**INPUT**

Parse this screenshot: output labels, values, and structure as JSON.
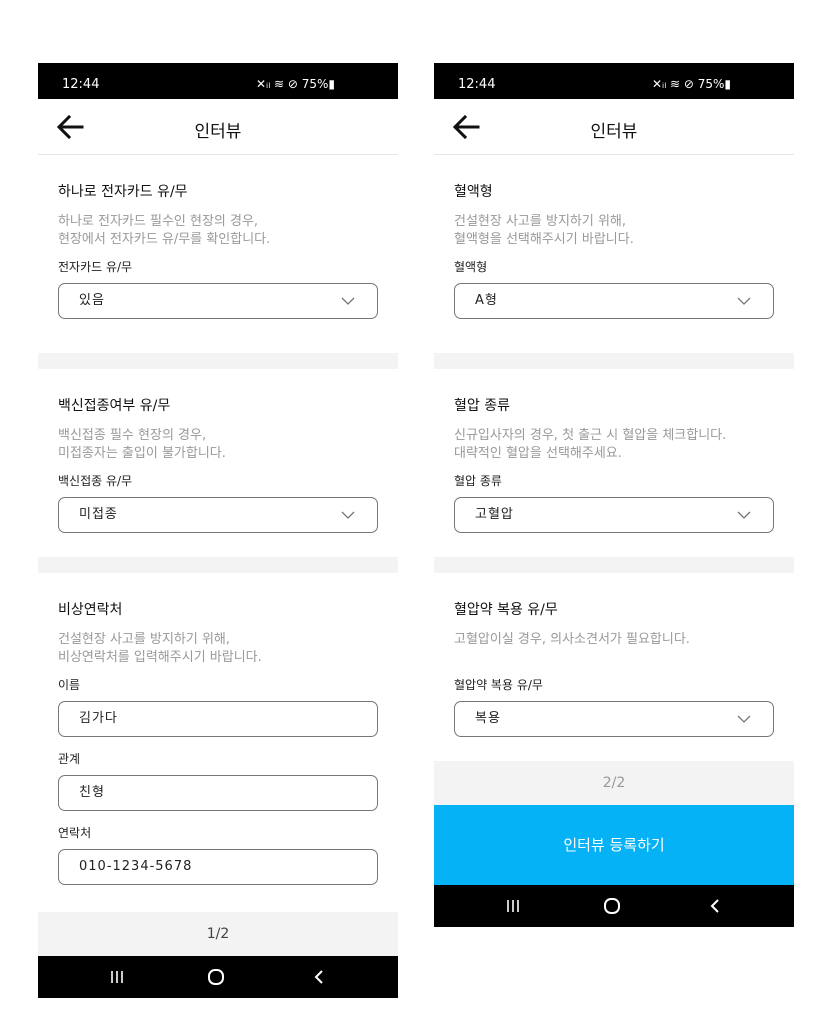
{
  "status_bar": {
    "time": "12:44",
    "icons": "✕ᵢₗ ≋ ⊘ 75%▮",
    "battery": "75%"
  },
  "app_bar": {
    "title": "인터뷰"
  },
  "icons": {
    "back": "arrow-left-icon",
    "dropdown": "chevron-down-icon",
    "recent": "recent-apps-icon",
    "home": "home-icon",
    "nav_back": "nav-back-icon"
  },
  "colors": {
    "accent": "#06b2f6",
    "status_bar": "#000000",
    "divider": "#f3f3f3",
    "muted_text": "#999999"
  },
  "page1": {
    "sections": [
      {
        "title": "하나로 전자카드 유/무",
        "desc1": "하나로 전자카드 필수인 현장의 경우,",
        "desc2": "현장에서 전자카드 유/무를 확인합니다.",
        "label": "전자카드 유/무",
        "value": "있음"
      },
      {
        "title": "백신접종여부 유/무",
        "desc1": "백신접종 필수 현장의 경우,",
        "desc2": "미접종자는 출입이 불가합니다.",
        "label": "백신접종 유/무",
        "value": "미접종"
      },
      {
        "title": "비상연락처",
        "desc1": "건설현장 사고를 방지하기 위해,",
        "desc2": "비상연락처를 입력해주시기 바랍니다.",
        "fields": [
          {
            "label": "이름",
            "value": "김가다"
          },
          {
            "label": "관계",
            "value": "친형"
          },
          {
            "label": "연락처",
            "value": "010-1234-5678"
          }
        ]
      }
    ],
    "pager": "1/2"
  },
  "page2": {
    "sections": [
      {
        "title": "혈액형",
        "desc1": "건설현장 사고를 방지하기 위해,",
        "desc2": "혈액형을 선택해주시기 바랍니다.",
        "label": "혈액형",
        "value": "A형"
      },
      {
        "title": "혈압 종류",
        "desc1": "신규입사자의 경우, 첫 출근 시 혈압을 체크합니다.",
        "desc2": "대략적인 혈압을 선택해주세요.",
        "label": "혈압 종류",
        "value": "고혈압"
      },
      {
        "title": "혈압약 복용 유/무",
        "desc1": "고혈압이실 경우, 의사소견서가 필요합니다.",
        "label": "혈압약 복용 유/무",
        "value": "복용"
      }
    ],
    "pager": "2/2",
    "submit_label": "인터뷰 등록하기"
  }
}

**TASK GOAL**
Using the records above, copy every line that has the word "전자카드" in it.

**ANSWER TO THE PROBLEM**
        "title": "하나로 전자카드 유/무",
        "desc1": "하나로 전자카드 필수인 현장의 경우,",
        "desc2": "현장에서 전자카드 유/무를 확인합니다.",
        "label": "전자카드 유/무",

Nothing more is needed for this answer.